[begin INFORMATION SUPPLIED]
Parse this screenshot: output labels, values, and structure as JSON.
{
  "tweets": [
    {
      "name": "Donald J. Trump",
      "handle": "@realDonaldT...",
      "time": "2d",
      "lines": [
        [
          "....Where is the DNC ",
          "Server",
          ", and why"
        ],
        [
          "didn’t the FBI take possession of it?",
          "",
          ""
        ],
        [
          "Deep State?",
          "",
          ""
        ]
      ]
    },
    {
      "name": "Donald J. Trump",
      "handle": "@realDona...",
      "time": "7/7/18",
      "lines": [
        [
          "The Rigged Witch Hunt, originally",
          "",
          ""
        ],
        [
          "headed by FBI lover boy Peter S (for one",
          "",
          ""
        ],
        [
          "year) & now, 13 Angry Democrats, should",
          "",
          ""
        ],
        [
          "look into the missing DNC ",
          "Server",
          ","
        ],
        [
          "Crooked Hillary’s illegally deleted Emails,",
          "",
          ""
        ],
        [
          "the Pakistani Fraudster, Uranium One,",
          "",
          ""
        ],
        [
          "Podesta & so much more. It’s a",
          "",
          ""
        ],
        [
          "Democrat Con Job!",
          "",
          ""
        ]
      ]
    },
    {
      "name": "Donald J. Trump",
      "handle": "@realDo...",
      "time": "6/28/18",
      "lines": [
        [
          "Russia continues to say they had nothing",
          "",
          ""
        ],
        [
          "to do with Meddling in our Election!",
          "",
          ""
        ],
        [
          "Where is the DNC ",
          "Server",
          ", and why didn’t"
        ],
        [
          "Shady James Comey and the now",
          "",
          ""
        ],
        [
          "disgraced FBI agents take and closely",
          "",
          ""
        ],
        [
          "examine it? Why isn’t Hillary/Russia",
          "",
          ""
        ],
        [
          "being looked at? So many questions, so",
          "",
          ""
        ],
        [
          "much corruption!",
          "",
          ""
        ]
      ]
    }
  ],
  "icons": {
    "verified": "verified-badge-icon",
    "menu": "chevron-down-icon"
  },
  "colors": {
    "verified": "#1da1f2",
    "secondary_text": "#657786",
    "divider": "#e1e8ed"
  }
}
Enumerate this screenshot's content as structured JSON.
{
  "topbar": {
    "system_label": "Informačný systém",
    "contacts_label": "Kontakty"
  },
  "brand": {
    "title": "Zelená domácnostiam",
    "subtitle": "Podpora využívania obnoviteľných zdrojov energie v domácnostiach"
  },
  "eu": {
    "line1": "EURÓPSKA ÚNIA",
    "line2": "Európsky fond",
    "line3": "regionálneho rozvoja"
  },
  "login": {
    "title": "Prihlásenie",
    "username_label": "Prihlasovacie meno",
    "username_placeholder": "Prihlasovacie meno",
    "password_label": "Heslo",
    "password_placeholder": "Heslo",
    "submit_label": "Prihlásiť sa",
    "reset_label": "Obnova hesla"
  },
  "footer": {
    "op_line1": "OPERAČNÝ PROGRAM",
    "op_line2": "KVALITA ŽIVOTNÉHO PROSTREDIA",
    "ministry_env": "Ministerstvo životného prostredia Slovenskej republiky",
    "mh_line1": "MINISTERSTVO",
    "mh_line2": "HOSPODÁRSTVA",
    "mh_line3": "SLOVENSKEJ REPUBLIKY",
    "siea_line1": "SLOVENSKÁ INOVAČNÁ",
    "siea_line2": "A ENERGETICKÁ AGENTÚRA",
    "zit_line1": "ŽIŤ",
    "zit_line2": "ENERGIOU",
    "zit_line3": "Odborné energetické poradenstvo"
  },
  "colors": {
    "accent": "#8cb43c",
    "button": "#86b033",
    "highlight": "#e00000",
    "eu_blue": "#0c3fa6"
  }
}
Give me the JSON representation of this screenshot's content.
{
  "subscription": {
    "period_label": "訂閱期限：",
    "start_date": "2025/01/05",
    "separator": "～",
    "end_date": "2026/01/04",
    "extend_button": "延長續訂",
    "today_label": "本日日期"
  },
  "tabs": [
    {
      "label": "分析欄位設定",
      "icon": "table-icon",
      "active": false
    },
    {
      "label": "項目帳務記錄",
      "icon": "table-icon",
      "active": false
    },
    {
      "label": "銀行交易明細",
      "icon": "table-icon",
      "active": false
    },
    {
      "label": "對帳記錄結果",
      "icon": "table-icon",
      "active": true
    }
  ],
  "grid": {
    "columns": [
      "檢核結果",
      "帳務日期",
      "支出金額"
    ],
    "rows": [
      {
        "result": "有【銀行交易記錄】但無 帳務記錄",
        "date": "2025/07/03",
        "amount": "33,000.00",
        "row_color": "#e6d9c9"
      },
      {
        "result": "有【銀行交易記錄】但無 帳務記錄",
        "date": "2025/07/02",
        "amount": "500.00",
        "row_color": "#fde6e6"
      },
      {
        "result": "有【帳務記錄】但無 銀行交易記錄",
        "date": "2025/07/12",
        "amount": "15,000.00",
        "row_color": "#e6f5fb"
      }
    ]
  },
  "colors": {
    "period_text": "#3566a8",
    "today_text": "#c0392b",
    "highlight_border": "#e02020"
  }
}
[end INFORMATION SUPPLIED]
--- SET TASK ---
Copy out each record from above, exactly.

--- FULL ANSWER ---
Parse this screenshot: output labels, values, and structure as JSON.
{
  "tweets": [
    {
      "name": "Donald J. Trump",
      "handle": "@realDonaldT...",
      "time": "2d",
      "lines": [
        [
          "....Where is the DNC ",
          "Server",
          ", and why"
        ],
        [
          "didn’t the FBI take possession of it?",
          "",
          ""
        ],
        [
          "Deep State?",
          "",
          ""
        ]
      ]
    },
    {
      "name": "Donald J. Trump",
      "handle": "@realDona...",
      "time": "7/7/18",
      "lines": [
        [
          "The Rigged Witch Hunt, originally",
          "",
          ""
        ],
        [
          "headed by FBI lover boy Peter S (for one",
          "",
          ""
        ],
        [
          "year) & now, 13 Angry Democrats, should",
          "",
          ""
        ],
        [
          "look into the missing DNC ",
          "Server",
          ","
        ],
        [
          "Crooked Hillary’s illegally deleted Emails,",
          "",
          ""
        ],
        [
          "the Pakistani Fraudster, Uranium One,",
          "",
          ""
        ],
        [
          "Podesta & so much more. It’s a",
          "",
          ""
        ],
        [
          "Democrat Con Job!",
          "",
          ""
        ]
      ]
    },
    {
      "name": "Donald J. Trump",
      "handle": "@realDo...",
      "time": "6/28/18",
      "lines": [
        [
          "Russia continues to say they had nothing",
          "",
          ""
        ],
        [
          "to do with Meddling in our Election!",
          "",
          ""
        ],
        [
          "Where is the DNC ",
          "Server",
          ", and why didn’t"
        ],
        [
          "Shady James Comey and the now",
          "",
          ""
        ],
        [
          "disgraced FBI agents take and closely",
          "",
          ""
        ],
        [
          "examine it? Why isn’t Hillary/Russia",
          "",
          ""
        ],
        [
          "being looked at? So many questions, so",
          "",
          ""
        ],
        [
          "much corruption!",
          "",
          ""
        ]
      ]
    }
  ],
  "icons": {
    "verified": "verified-badge-icon",
    "menu": "chevron-down-icon"
  },
  "colors": {
    "verified": "#1da1f2",
    "secondary_text": "#657786",
    "divider": "#e1e8ed"
  }
}
Enumerate this screenshot's content as structured JSON.
{
  "topbar": {
    "system_label": "Informačný systém",
    "contacts_label": "Kontakty"
  },
  "brand": {
    "title": "Zelená domácnostiam",
    "subtitle": "Podpora využívania obnoviteľných zdrojov energie v domácnostiach"
  },
  "eu": {
    "line1": "EURÓPSKA ÚNIA",
    "line2": "Európsky fond",
    "line3": "regionálneho rozvoja"
  },
  "login": {
    "title": "Prihlásenie",
    "username_label": "Prihlasovacie meno",
    "username_placeholder": "Prihlasovacie meno",
    "password_label": "Heslo",
    "password_placeholder": "Heslo",
    "submit_label": "Prihlásiť sa",
    "reset_label": "Obnova hesla"
  },
  "footer": {
    "op_line1": "OPERAČNÝ PROGRAM",
    "op_line2": "KVALITA ŽIVOTNÉHO PROSTREDIA",
    "ministry_env": "Ministerstvo životného prostredia Slovenskej republiky",
    "mh_line1": "MINISTERSTVO",
    "mh_line2": "HOSPODÁRSTVA",
    "mh_line3": "SLOVENSKEJ REPUBLIKY",
    "siea_line1": "SLOVENSKÁ INOVAČNÁ",
    "siea_line2": "A ENERGETICKÁ AGENTÚRA",
    "zit_line1": "ŽIŤ",
    "zit_line2": "ENERGIOU",
    "zit_line3": "Odborné energetické poradenstvo"
  },
  "colors": {
    "accent": "#8cb43c",
    "button": "#86b033",
    "highlight": "#e00000",
    "eu_blue": "#0c3fa6"
  }
}
Give me the JSON representation of this screenshot's content.
{
  "subscription": {
    "period_label": "訂閱期限：",
    "start_date": "2025/01/05",
    "separator": "～",
    "end_date": "2026/01/04",
    "extend_button": "延長續訂",
    "today_label": "本日日期"
  },
  "tabs": [
    {
      "label": "分析欄位設定",
      "icon": "table-icon",
      "active": false
    },
    {
      "label": "項目帳務記錄",
      "icon": "table-icon",
      "active": false
    },
    {
      "label": "銀行交易明細",
      "icon": "table-icon",
      "active": false
    },
    {
      "label": "對帳記錄結果",
      "icon": "table-icon",
      "active": true
    }
  ],
  "grid": {
    "columns": [
      "檢核結果",
      "帳務日期",
      "支出金額"
    ],
    "rows": [
      {
        "result": "有【銀行交易記錄】但無 帳務記錄",
        "date": "2025/07/03",
        "amount": "33,000.00",
        "row_color": "#e6d9c9"
      },
      {
        "result": "有【銀行交易記錄】但無 帳務記錄",
        "date": "2025/07/02",
        "amount": "500.00",
        "row_color": "#fde6e6"
      },
      {
        "result": "有【帳務記錄】但無 銀行交易記錄",
        "date": "2025/07/12",
        "amount": "15,000.00",
        "row_color": "#e6f5fb"
      }
    ]
  },
  "colors": {
    "period_text": "#3566a8",
    "today_text": "#c0392b",
    "highlight_border": "#e02020"
  }
}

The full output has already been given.